Written request:
Every entry must be duplicated precisely as written.

===== Data rows =====

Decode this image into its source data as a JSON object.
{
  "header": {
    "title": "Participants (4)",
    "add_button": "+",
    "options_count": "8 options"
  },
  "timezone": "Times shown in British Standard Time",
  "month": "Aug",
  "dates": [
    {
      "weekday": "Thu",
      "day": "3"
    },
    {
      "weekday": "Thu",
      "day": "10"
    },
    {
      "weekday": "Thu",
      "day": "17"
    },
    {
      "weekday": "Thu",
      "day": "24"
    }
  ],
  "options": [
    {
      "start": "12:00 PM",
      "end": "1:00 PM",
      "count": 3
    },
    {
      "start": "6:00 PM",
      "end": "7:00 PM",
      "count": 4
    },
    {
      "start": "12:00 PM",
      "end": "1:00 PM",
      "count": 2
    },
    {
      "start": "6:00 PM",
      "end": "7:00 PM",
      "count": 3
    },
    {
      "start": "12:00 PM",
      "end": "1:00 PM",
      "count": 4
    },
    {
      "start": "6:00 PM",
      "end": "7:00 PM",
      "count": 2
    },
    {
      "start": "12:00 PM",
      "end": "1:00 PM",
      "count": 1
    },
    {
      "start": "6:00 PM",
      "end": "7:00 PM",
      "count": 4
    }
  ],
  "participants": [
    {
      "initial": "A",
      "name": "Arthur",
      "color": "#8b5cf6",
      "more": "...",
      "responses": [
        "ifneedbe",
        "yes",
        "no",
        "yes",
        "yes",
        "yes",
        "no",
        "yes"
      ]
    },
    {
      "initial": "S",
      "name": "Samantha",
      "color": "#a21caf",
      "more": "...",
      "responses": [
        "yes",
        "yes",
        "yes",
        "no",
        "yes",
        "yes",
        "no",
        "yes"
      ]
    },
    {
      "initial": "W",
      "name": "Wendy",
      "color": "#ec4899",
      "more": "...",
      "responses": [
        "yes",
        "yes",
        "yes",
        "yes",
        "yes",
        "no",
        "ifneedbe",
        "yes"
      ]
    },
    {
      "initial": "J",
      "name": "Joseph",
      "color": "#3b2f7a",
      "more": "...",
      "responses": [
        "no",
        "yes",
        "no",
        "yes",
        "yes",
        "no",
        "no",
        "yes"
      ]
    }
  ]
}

=====

Finished answer:
Decode this image into its source data as a JSON object.
{
  "header": {
    "title": "Participants (4)",
    "add_button": "+",
    "options_count": "8 options"
  },
  "timezone": "Times shown in British Standard Time",
  "month": "Aug",
  "dates": [
    {
      "weekday": "Thu",
      "day": "3"
    },
    {
      "weekday": "Thu",
      "day": "10"
    },
    {
      "weekday": "Thu",
      "day": "17"
    },
    {
      "weekday": "Thu",
      "day": "24"
    }
  ],
  "options": [
    {
      "start": "12:00 PM",
      "end": "1:00 PM",
      "count": 3
    },
    {
      "start": "6:00 PM",
      "end": "7:00 PM",
      "count": 4
    },
    {
      "start": "12:00 PM",
      "end": "1:00 PM",
      "count": 2
    },
    {
      "start": "6:00 PM",
      "end": "7:00 PM",
      "count": 3
    },
    {
      "start": "12:00 PM",
      "end": "1:00 PM",
      "count": 4
    },
    {
      "start": "6:00 PM",
      "end": "7:00 PM",
      "count": 2
    },
    {
      "start": "12:00 PM",
      "end": "1:00 PM",
      "count": 1
    },
    {
      "start": "6:00 PM",
      "end": "7:00 PM",
      "count": 4
    }
  ],
  "participants": [
    {
      "initial": "A",
      "name": "Arthur",
      "color": "#8b5cf6",
      "more": "...",
      "responses": [
        "ifneedbe",
        "yes",
        "no",
        "yes",
        "yes",
        "yes",
        "no",
        "yes"
      ]
    },
    {
      "initial": "S",
      "name": "Samantha",
      "color": "#a21caf",
      "more": "...",
      "responses": [
        "yes",
        "yes",
        "yes",
        "no",
        "yes",
        "yes",
        "no",
        "yes"
      ]
    },
    {
      "initial": "W",
      "name": "Wendy",
      "color": "#ec4899",
      "more": "...",
      "responses": [
        "yes",
        "yes",
        "yes",
        "yes",
        "yes",
        "no",
        "ifneedbe",
        "yes"
      ]
    },
    {
      "initial": "J",
      "name": "Joseph",
      "color": "#3b2f7a",
      "more": "...",
      "responses": [
        "no",
        "yes",
        "no",
        "yes",
        "yes",
        "no",
        "no",
        "yes"
      ]
    }
  ]
}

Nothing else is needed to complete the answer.